— Given passage —
What's the new formula for Chennai?

How will the city's cricket deal with the challenge the IPL imposes on it?

V Ramnarayan
08-May-2012
Cricket in the Madras of the past was played everywhere on such empty spaces not yet swallowed up by development  •  Getty Images

Cricket in the Madras of the past was played everywhere on such empty spaces not yet swallowed up by development  •  Getty Images

The Madras-Chennai way of cricket promotion has been a pioneering if not unique model. It all started with the M&SM Railway back in the 1930s, when cricketers and hockey players were given employment to facilitate their pursuit of sport unfettered by financial insecurity. CP Johnstone, the Kent and Madras allrounder, continued this trend at Burmah Shell, where, for instance, he nourished the outstanding twin talents of cricket and hockey international-to be MJ Gopalan, whom he first employed to go round with a dipstick to petrol stations, check quality and quantity, and then cycle straight to Chepauk in his hockey shorts to a rousing welcome from his waiting fans.
Sheer love of sport and sportsmen drove the early talent-spotters of Madras to initiate this benign brand of shamateurism. Numerous companies followed suit. Standard Vacuum Oil Company or Stanvac (later Esso), Philips, Southern Railway, Integral Coach Factory, B&C Mills, the Madras Corporation, Spencer & Co. and the Postal Department either hired individual sportsmen of merit or recruited enough of them to enter teams in the local league and other tournaments. Soon the likes of Parry and Co. and State Bank of India went on a hiring binge, the two teams often delighting thousands of spectators by crossing swords in some exciting 30-over finals in the Sport & Pastime (later Hindu) Trophy. Today's corporate sponsors of cricket include India Cements, Chemplast, India Pistons and MRF.
School and college cricket was equally popular and well organised, with tournaments like Pennycuick, Tarapore, Duncan and Chettinad constantly in the headlines. PS High School of Mylapore, St. Bede's of San Thome, Don Bosco of Egmore and Madras Christian College School of Chetpet were prominent school teams with decent grounds. The University Union, Vivekananda, Presidency, Loyola, Pachaiyappa's and AM Jain, were some of the venues where intercollegiate cricket was staged, not to mention Madras Christian College in sylvan surroundings at distant Tambaram, which for a long time had the only turf wickets in the city outside Madras Cricket Club - after Presidency College on the Marina went matting, giving up its celebrated turf in the 1950s.
Unlike schools and colleges, practically the only club with its own cricket ground in the city today is the Madras Cricket Club, historically the home of Madras cricket. Even in the past, the only other city club to own a cricket ground was Madras United Club, launched by Buchi Babu Nayudu, a local aristocrat, who felt slighted by the discriminatory treatment the sahibs meted out to Indian cricketers by denying them the use of the MCC pavilion at matches at Chepauk.
Through history, almost all competitive cricket in Chennai has been played at school and college grounds as well as facilities offered by the railways, the army or the air force, though not all these have always been first-rate grounds.

— What to do —
Rewrite the paragraph of the Chennai cricket article that begins "Sheer love of sport" as a short bulleted list, keeping its main facts.

— Available data —
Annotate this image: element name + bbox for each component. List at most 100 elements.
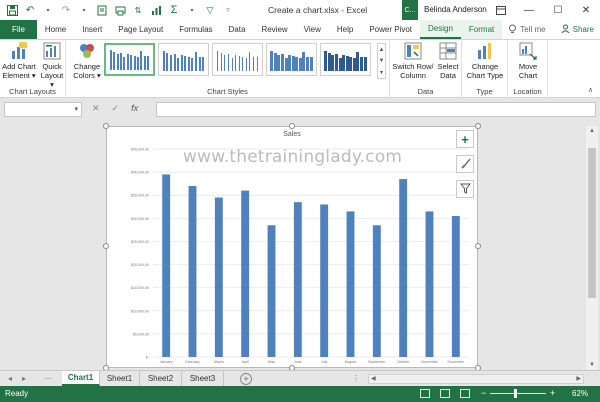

— Completed task —
- Early talent-spotters in Madras, driven by love of sport and sportsmen, started a benign form of shamateurism.
- Many companies followed, hiring individual sportsmen or enough of them to field teams in the local league and other tournaments: Stanvac (later Esso), Philips, Southern Railway, Integral Coach Factory, B&C Mills, the Madras Corporation, Spencer & Co. and the Postal Department.
- Parry and Co. and State Bank of India later hired heavily. Their teams often thrilled thousands of spectators in exciting 30-over finals of the Sport & Pastime (later Hindu) Trophy.
- Today's corporate sponsors include India Cements, Chemplast, India Pistons and MRF.